Opinión | Espejo convexo

Palabra dada

Don Benito es un claro ejemplo de la política actual y la actitud del PP carente de toda coherencia

Decía el primer ministro sueco Olof Palme que la política debía ser sinónimo de amor y de servicio, y no de ambición y poder; hago alusión a esta afirmación mientras asistimos a la situación que en Don Benito se está produciendo, cada vez más enrarecida, pero también, nada extraña en los tiempos que corren. En Don Benito tras las pasadas elecciones municipales, el PSOE dejó de gobernar a pesar de haber ganado las elecciones, un pacto entre el Partido Popular y Siempre Don Benito, el partido que surge a raíz de una asociación compuesta por personas de diferentes sensibilidades, pero unidas ante una misma causa, evitar la fusión entre Don Benito y Villanueva de la Serena. La tensión social que se está viviendo en esa localidad es producida por uno de los golpes más duros que se han dado contra la voluntad popular de un pueblo. El día que las y los dombenitenses tuvieron la oportunidad de votar en una consulta legal para decidir si su pueblo se fusionaba o no con Villanueva de la Serena el 66% de las y los votantes decidieron que sí se debía fusionar su pueblo con Villanueva de la Serena. Y tan solo un 35% votó en contra de dicha fusión. Si la consulta no fue suficiente en las elecciones municipales, los partidos políticos que votaron por la fusión obtuvieron más del 60% de los votos. Sin embargo, el Partido Popular de María Guardiola decidió torcerle la mano a la democracia y llegar a un acuerdo con el partido que reivindicaba el no a la fusión. La acrobacia política de los populares sería esperpéntica si no perjudicase a los intereses de las y los ciudadanos de Don Benito porque no solo rompe su posicionamiento, sino que entregan el poder a quiénes han atacado a la voluntad mayoritaria.

------

# [Tarea 1]
Según el artículo sobre Don Benito, ¿qué dos partidos pactaron para gobernar tras las últimas elecciones municipales?
# [Tarea 2]
Prolonga, por favor, el artículo sobre Don Benito a partir de su última frase.
Los registros provienen de otra fuente.

Registros extraídos de una colección
------

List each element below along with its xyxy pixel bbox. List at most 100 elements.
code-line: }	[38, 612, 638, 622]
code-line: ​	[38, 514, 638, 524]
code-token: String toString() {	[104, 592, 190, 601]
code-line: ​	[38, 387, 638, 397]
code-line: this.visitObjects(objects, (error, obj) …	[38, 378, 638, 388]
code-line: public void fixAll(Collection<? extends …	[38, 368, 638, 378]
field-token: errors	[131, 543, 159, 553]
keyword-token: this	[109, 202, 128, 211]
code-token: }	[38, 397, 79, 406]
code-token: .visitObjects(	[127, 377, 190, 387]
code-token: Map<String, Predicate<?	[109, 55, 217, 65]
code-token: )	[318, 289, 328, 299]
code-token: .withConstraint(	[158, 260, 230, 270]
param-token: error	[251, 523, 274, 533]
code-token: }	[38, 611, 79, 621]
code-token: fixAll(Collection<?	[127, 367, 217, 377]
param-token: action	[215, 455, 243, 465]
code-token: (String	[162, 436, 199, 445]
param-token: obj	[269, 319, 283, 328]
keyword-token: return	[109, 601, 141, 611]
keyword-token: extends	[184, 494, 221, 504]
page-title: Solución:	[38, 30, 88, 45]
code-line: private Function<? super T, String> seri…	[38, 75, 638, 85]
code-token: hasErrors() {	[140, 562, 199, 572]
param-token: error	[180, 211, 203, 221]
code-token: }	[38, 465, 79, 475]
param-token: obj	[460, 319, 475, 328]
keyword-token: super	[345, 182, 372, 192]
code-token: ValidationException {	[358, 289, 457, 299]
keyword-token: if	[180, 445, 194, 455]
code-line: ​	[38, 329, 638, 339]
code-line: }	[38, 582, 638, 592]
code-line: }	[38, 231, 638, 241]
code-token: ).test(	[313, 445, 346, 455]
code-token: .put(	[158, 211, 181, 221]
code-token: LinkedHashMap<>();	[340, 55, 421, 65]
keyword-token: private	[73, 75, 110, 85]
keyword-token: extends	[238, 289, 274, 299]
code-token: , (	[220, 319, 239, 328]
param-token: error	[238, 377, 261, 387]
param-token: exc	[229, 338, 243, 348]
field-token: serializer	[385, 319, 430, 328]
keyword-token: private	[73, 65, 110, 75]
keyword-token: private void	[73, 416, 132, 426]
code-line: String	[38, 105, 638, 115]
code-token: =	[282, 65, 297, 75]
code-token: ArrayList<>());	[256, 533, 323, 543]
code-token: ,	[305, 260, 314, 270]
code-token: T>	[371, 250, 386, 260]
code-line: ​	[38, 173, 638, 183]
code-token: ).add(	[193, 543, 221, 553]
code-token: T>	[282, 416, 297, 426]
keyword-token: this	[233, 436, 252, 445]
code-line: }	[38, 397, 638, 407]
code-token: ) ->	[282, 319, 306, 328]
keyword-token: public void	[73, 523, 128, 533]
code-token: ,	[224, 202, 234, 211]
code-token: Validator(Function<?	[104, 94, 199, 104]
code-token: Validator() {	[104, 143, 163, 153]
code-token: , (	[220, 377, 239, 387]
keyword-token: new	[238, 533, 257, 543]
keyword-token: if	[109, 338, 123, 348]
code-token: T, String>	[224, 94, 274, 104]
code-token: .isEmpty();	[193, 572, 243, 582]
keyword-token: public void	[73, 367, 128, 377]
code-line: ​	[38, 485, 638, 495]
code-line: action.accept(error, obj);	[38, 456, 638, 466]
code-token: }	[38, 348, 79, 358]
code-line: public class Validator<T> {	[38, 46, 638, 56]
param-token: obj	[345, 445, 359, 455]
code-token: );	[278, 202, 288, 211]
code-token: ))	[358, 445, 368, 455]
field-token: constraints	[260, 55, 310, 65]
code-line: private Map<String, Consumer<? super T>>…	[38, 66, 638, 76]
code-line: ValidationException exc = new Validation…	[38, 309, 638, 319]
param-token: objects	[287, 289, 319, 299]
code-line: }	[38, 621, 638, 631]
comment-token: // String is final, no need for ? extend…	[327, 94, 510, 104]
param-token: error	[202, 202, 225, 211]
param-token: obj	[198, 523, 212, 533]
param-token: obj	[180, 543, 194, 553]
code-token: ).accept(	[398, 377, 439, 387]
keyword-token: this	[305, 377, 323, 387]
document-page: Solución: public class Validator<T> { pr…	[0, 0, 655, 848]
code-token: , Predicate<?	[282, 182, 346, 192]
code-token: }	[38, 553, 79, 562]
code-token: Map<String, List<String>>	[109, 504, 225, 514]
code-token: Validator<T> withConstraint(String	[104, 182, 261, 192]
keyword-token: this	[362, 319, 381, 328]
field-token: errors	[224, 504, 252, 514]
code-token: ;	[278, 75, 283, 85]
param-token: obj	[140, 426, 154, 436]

------

# [Resultado 1]
El Partido Popular y Siempre Don Benito.

# [Resultado 2]
Fue el sociólogo polaco Zygmunt Bauman quien acuñó el término «modernidad líquida» para augurar la sociedad que venía. La modernidad se caracteriza por «tiempos cortos y valores líquidos, flexibles, volubles e inestables», aunque como le gusta repetir a una amiga, ya no es líquida, es gaseosa.

El caso de Don Benito es un claro ejemplo de la política actual y la actitud del Partido Popular carente de toda coherencia. El martes se cumplieron 45 años de la Constitución, al ser preguntado uno de sus padres, Miquel Roca, sobre la esencia real de la Constitución, este contestó que lo que pretendieron desde un principio fue redactar un texto para que perdurase en el tiempo. Se cumplió la misión, fue incluyente, el pueblo español la votó y España se convirtió en el país que es hoy. Todo funcionó porque todo el mundo cumplió con lo acordado. En Don Benito solo permanece el PSOE en el lado correcto de la palabra dada.